=== Dataset items ===
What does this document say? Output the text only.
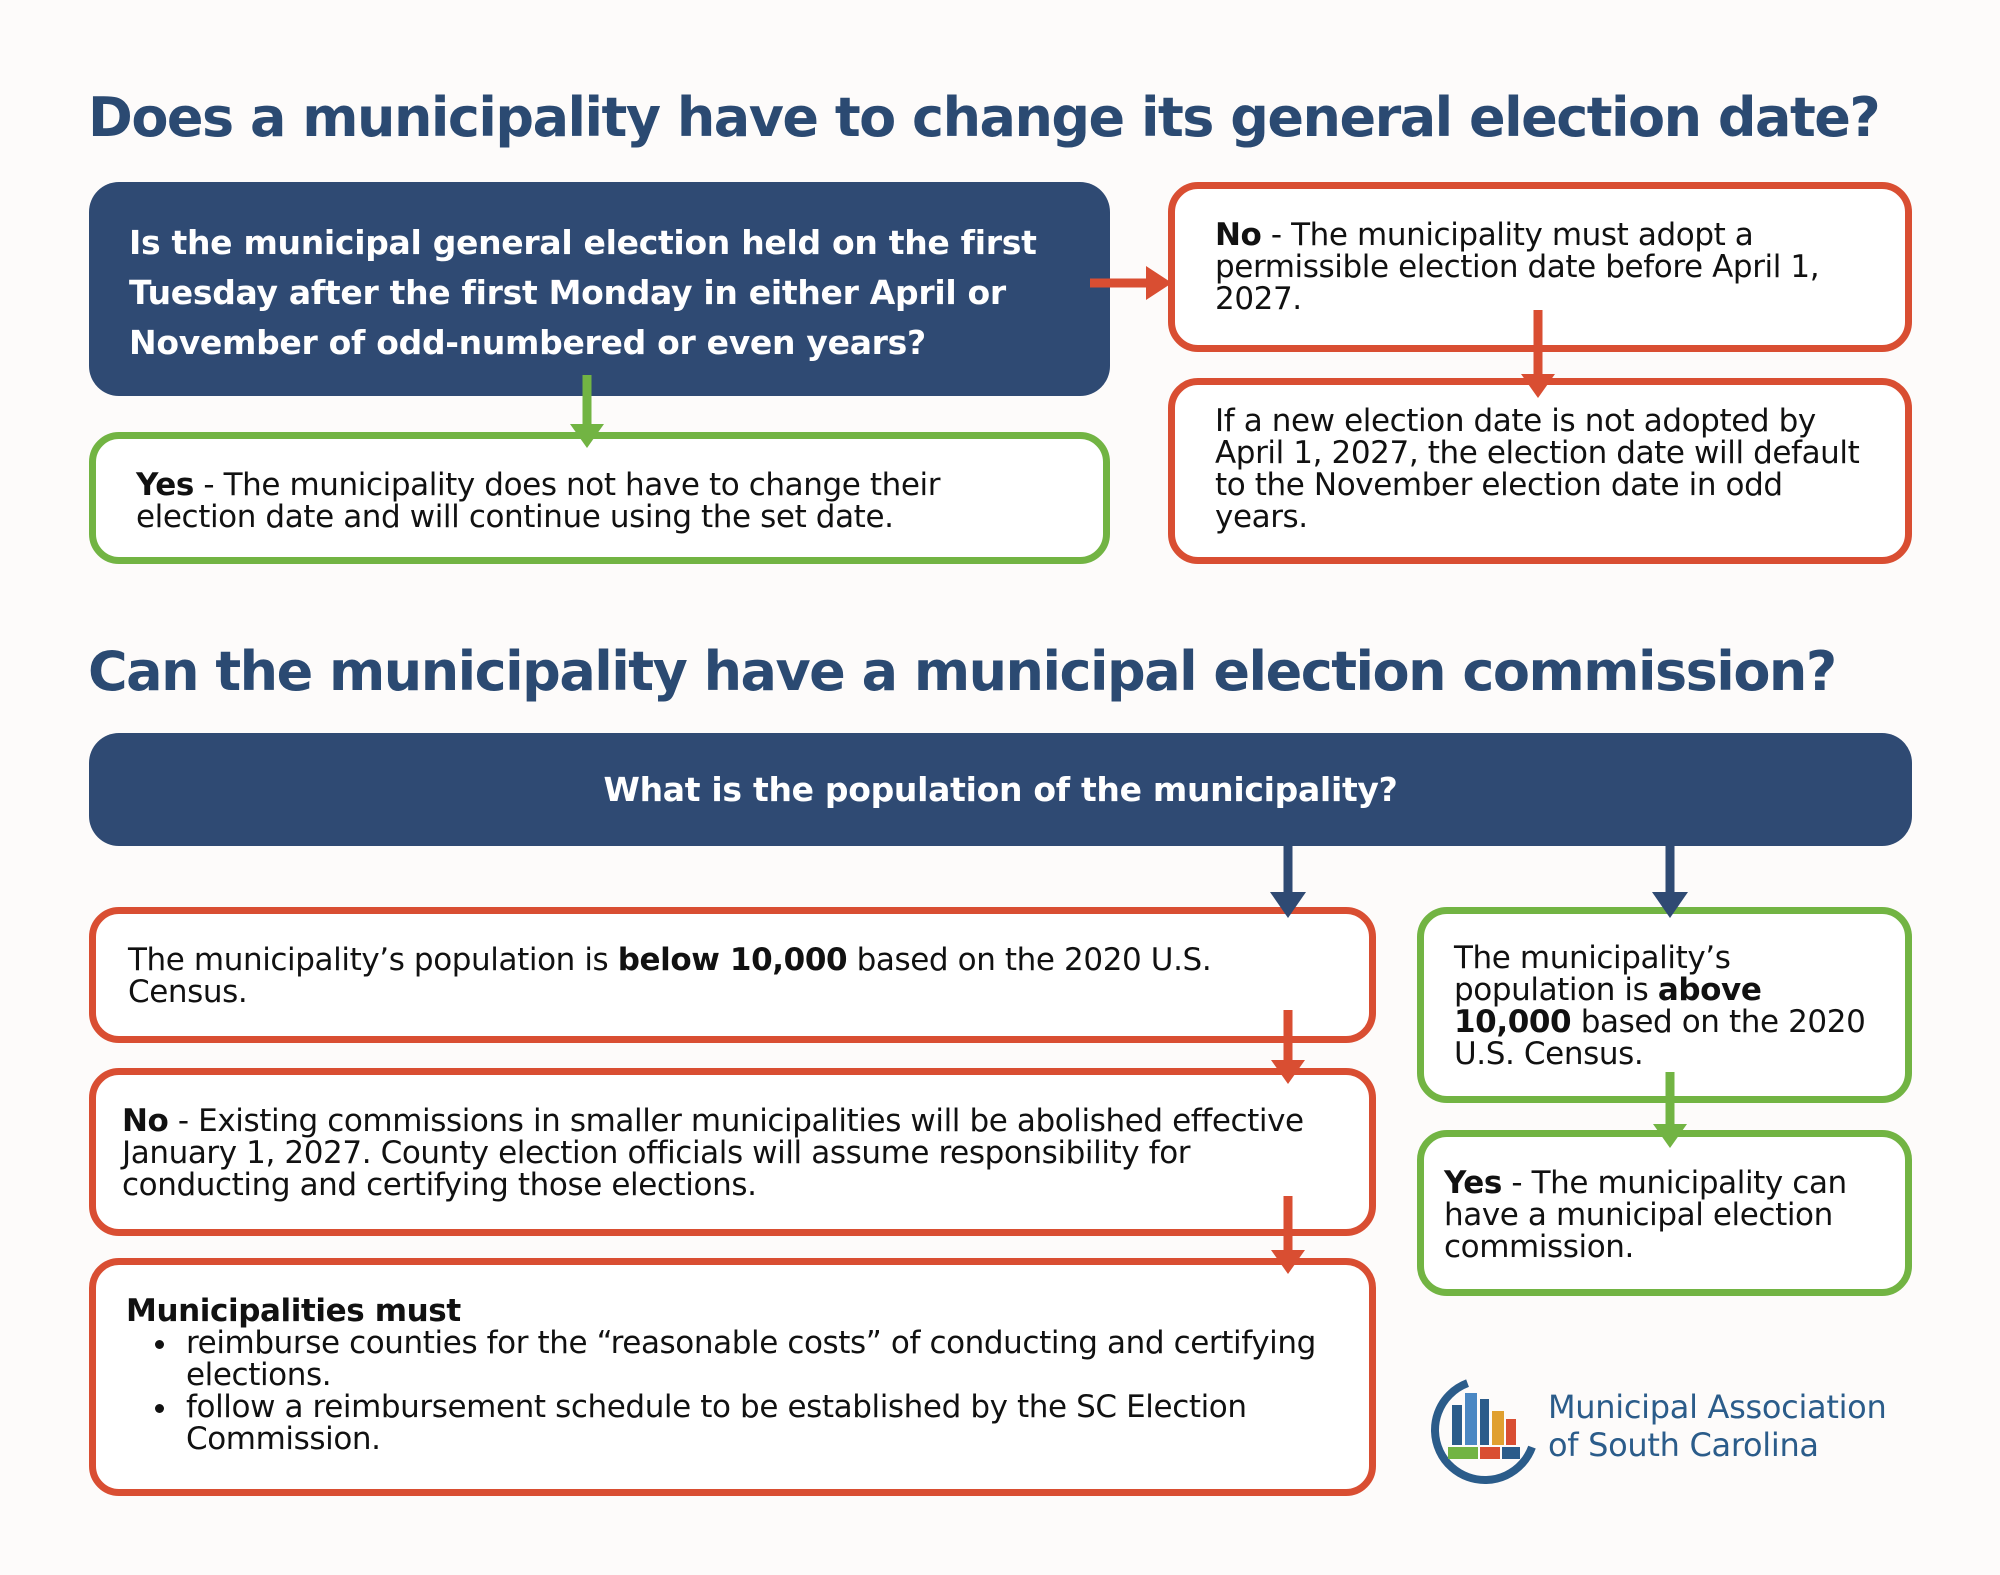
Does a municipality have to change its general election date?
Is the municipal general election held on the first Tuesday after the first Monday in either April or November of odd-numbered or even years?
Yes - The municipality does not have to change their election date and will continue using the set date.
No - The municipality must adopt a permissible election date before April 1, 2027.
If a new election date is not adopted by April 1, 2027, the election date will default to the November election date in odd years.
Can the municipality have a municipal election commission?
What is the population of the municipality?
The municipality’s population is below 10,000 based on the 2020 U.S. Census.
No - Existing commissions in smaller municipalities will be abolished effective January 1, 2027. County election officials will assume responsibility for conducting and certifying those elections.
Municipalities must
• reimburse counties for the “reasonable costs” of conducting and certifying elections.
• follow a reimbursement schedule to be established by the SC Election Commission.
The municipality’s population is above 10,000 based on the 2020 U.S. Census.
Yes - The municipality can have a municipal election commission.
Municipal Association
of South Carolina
==
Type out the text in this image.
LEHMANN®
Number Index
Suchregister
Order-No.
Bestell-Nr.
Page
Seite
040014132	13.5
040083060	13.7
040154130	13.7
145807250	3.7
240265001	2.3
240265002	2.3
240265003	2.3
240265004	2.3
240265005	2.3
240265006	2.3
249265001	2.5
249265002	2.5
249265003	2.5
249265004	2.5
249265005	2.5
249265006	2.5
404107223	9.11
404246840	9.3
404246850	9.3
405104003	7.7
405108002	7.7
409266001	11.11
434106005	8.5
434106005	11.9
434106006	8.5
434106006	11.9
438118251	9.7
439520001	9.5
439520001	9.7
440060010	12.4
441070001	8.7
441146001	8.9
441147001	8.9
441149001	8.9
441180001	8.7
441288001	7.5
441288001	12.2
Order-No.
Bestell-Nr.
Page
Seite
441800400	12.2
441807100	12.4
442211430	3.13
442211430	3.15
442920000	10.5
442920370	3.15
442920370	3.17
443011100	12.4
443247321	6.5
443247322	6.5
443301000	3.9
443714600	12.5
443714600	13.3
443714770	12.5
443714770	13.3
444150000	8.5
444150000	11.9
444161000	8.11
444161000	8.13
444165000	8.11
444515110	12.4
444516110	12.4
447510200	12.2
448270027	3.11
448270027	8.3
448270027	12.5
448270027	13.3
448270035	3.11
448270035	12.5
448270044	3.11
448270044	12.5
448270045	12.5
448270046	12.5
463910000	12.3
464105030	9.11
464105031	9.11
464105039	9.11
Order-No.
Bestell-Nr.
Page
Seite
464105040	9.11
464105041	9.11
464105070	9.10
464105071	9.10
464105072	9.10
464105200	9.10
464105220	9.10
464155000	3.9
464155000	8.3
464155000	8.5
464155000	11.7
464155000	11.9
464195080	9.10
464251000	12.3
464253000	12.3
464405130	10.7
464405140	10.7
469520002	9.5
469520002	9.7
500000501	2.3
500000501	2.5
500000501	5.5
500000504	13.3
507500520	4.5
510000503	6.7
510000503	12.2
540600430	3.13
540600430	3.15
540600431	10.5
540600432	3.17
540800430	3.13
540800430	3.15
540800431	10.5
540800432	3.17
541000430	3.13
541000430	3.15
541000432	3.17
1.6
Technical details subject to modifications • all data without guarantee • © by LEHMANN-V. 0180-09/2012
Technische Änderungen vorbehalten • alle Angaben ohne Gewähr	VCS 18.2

=== Your instructions ===
From the entries above, extract each line containing "elections".

=== Solution for this problem ===
No - Existing commissions in smaller municipalities will be abolished effective January 1, 2027. County election officials will assume responsibility for conducting and certifying those elections.
• reimburse counties for the “reasonable costs” of conducting and certifying elections.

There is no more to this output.